▶ _Passage shown_:
┏━━

At the end of the day, Kevin and I had our first debriefing session. He began by asking me to provide feedback on the lesson’s activity which he had been implementing in the classroom over the last few years. This initially took me off guard since I had never been asked by a more experienced teacher to evaluate their work, however I found the exercise to be quite effective for both parties. It forced me to thoroughly process my own observations, thoughts and ideas into constructive feedback that could offer a new approach or improve the way in which Kevin implemented the activity in the future. This small action demonstrated the importance of adopting habits that help us improve and/or maintain our quality of work in the classroom such as regular self-reflection or asking feedback from peers and administrators. This not only helps maintain a high-level of education in the classroom but encourages educators to continue growing as professional no matter how long they’ve been teaching. After offering Kevin my feedback he said he wanted to see me arrive at the contracted time everyday (7:15 a.m.) and to stand in the hallway between periods to greet students as they entered the classroom. While this was school policy, Kevin felt it made students feel appreciated and was a good way of evaluating the overall mood of the student body before they entered the classroom.

 

Hopson Middle School: Wednesday, January 10th 

Start time – 7:40 a.m.               End time – 3:30 p.m.       Total hours worked: 7 

I made it to the school on-time today, and while it was a rather small accomplishment it was a great start to the day. Kevin informed me that every Wednesday is an early out for the entire school, and the usual 47 minute periods to approximately 30 minutes. First period is an enrichment class for 7th and 8th graders.  Students are currently working on writing stories that they will eventually organize into a storyboard, script and finally make into a movie. I’m still trying to figure out my role in this class because Kevin has structured it to be a more open and independently driven learning environment with the idea that students can explore and express their creativity. Students are allowed to sit where they want and talk with friends, which has taken some getting used to since there is a nagging voice in my head that insists on making sure they are being productive and staying on task. But that appears to be the approach Kevin is aiming for in this particular class and it’s something to keep in mind as an educator. Where is the balance in every classroom that provides enough control to keep the learning environment safe and productive yet allows enough flexibility for students to discover who they are and encourages the development independent learners? I think there is some relation between this idea and a discussion Kevin and I had before first period that day. Before introducing a new unit Kevin mentioned that he asks himself how and when students will apply the knowledge or skill in their lives. These are good questions to keep in mind whenever I’m in the process of developing a new unit or lesson plan.

┗━━

▶ _Task set_:
• A. State whether each statement agrees with the journal excerpt, answering yes or no and quoting the deciding words: (i) Kevin wanted the writer to arrive at 7:15 a.m. every day. (ii) Wednesdays are an early out for the whole school. (iii) Students in the enrichment class must sit in assigned seats.
• B. According to the journal excerpt, which grades attend the first-period enrichment class?
The data after this point comes from a separate source.

▶ _Listed records_:
┏━━

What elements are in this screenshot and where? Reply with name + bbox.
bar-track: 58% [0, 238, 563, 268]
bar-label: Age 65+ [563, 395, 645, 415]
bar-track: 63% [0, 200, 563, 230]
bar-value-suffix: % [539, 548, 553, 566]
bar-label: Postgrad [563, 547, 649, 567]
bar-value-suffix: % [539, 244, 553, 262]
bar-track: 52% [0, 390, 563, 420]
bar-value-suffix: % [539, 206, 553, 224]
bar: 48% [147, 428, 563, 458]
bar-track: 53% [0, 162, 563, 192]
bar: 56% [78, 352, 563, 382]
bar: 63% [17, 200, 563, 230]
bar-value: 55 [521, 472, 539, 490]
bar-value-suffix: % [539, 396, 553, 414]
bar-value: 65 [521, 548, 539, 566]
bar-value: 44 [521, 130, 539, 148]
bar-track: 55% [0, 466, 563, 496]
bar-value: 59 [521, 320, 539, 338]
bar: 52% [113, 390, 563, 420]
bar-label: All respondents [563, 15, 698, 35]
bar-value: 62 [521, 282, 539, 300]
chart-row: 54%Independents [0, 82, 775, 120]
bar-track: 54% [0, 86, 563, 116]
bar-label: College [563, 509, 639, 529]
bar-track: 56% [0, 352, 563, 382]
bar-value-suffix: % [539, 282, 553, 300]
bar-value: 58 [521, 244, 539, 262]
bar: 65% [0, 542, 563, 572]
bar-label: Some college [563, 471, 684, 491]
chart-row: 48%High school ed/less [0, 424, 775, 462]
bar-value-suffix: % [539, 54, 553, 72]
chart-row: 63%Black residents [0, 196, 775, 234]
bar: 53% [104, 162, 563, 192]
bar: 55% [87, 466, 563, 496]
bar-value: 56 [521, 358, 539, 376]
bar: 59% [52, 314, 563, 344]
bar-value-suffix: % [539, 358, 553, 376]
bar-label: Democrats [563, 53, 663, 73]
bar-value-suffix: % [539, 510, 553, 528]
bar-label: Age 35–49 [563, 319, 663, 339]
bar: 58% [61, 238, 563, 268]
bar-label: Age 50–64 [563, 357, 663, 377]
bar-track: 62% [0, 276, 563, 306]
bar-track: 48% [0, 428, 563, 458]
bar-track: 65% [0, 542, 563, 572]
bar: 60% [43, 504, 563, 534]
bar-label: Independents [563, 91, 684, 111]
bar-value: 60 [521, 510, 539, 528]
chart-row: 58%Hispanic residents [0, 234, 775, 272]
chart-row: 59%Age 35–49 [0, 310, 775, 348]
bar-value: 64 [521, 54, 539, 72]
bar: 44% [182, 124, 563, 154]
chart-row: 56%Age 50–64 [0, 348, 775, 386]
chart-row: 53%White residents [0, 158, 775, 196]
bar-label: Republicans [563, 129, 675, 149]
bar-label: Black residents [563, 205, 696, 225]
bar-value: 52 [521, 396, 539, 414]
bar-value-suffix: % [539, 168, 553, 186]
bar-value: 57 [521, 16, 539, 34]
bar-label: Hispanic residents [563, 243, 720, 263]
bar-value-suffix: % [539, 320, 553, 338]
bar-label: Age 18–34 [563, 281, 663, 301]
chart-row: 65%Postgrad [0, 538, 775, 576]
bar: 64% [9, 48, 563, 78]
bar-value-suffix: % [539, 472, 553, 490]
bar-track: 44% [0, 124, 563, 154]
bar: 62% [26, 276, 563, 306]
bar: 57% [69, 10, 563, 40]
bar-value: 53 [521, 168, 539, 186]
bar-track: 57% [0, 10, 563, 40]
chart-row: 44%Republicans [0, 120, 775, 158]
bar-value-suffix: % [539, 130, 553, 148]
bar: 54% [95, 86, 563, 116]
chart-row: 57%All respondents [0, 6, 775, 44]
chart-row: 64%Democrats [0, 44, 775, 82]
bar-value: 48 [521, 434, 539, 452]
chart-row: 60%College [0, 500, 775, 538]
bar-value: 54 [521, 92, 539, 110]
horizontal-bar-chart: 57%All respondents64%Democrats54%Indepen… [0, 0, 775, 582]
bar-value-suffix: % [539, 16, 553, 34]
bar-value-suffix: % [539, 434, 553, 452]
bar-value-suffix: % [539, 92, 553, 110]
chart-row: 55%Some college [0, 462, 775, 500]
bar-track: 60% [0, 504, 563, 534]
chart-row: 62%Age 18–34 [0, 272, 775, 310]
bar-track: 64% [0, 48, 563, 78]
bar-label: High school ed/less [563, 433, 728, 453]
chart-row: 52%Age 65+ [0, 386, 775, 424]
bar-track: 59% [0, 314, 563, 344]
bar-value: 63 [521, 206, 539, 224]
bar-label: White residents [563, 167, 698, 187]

┗━━

▶ _Exercise responses_:
• A.
(i) Yes: "he said he wanted to see me arrive at the contracted time everyday (7:15 a.m.)"
(ii) Yes: "every Wednesday is an early out for the entire school"
(iii) No: "Students are allowed to sit where they want and talk with friends"

• B. 7th and 8th graders.